**DATA SHOWN:**
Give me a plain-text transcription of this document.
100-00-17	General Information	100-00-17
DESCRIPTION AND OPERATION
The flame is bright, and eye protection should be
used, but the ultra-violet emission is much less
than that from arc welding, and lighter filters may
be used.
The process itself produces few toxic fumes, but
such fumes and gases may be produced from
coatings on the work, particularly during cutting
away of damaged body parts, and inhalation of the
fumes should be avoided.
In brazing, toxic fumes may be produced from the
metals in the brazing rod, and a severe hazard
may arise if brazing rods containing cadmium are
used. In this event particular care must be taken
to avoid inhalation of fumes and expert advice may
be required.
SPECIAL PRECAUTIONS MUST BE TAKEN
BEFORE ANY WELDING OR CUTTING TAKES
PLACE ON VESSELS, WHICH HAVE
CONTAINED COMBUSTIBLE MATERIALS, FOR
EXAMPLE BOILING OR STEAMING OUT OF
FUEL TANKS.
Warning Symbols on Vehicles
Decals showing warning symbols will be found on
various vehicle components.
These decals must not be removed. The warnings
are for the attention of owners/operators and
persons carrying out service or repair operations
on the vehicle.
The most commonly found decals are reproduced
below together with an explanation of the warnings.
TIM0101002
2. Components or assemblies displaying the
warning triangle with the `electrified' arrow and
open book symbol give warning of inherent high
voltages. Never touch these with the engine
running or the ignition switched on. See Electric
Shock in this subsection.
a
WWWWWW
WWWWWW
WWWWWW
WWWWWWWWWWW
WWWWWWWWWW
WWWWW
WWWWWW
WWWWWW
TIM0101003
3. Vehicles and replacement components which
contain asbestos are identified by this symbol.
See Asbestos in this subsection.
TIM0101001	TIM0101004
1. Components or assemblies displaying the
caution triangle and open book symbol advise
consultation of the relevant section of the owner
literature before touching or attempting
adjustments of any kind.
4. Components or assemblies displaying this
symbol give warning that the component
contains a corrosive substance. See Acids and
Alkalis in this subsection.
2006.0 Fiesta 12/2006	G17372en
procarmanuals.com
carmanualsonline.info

**WORK TO BE COMPLETED:** Return all of the data word for word.

**THE RESULT:**
Give me a plain-text transcription of this document.
100-00-17	General Information	100-00-17
DESCRIPTION AND OPERATION
The flame is bright, and eye protection should be
used, but the ultra-violet emission is much less
than that from arc welding, and lighter filters may
be used.
The process itself produces few toxic fumes, but
such fumes and gases may be produced from
coatings on the work, particularly during cutting
away of damaged body parts, and inhalation of the
fumes should be avoided.
In brazing, toxic fumes may be produced from the
metals in the brazing rod, and a severe hazard
may arise if brazing rods containing cadmium are
used. In this event particular care must be taken
to avoid inhalation of fumes and expert advice may
be required.
SPECIAL PRECAUTIONS MUST BE TAKEN
BEFORE ANY WELDING OR CUTTING TAKES
PLACE ON VESSELS, WHICH HAVE
CONTAINED COMBUSTIBLE MATERIALS, FOR
EXAMPLE BOILING OR STEAMING OUT OF
FUEL TANKS.
Warning Symbols on Vehicles
Decals showing warning symbols will be found on
various vehicle components.
These decals must not be removed. The warnings
are for the attention of owners/operators and
persons carrying out service or repair operations
on the vehicle.
The most commonly found decals are reproduced
below together with an explanation of the warnings.
TIM0101002
2. Components or assemblies displaying the
warning triangle with the `electrified' arrow and
open book symbol give warning of inherent high
voltages. Never touch these with the engine
running or the ignition switched on. See Electric
Shock in this subsection.
a
WWWWWW
WWWWWW
WWWWWW
WWWWWWWWWWW
WWWWWWWWWW
WWWWW
WWWWWW
WWWWWW
TIM0101003
3. Vehicles and replacement components which
contain asbestos are identified by this symbol.
See Asbestos in this subsection.
TIM0101001	TIM0101004
1. Components or assemblies displaying the
caution triangle and open book symbol advise
consultation of the relevant section of the owner
literature before touching or attempting
adjustments of any kind.
4. Components or assemblies displaying this
symbol give warning that the component
contains a corrosive substance. See Acids and
Alkalis in this subsection.
2006.0 Fiesta 12/2006	G17372en
procarmanuals.com
carmanualsonline.info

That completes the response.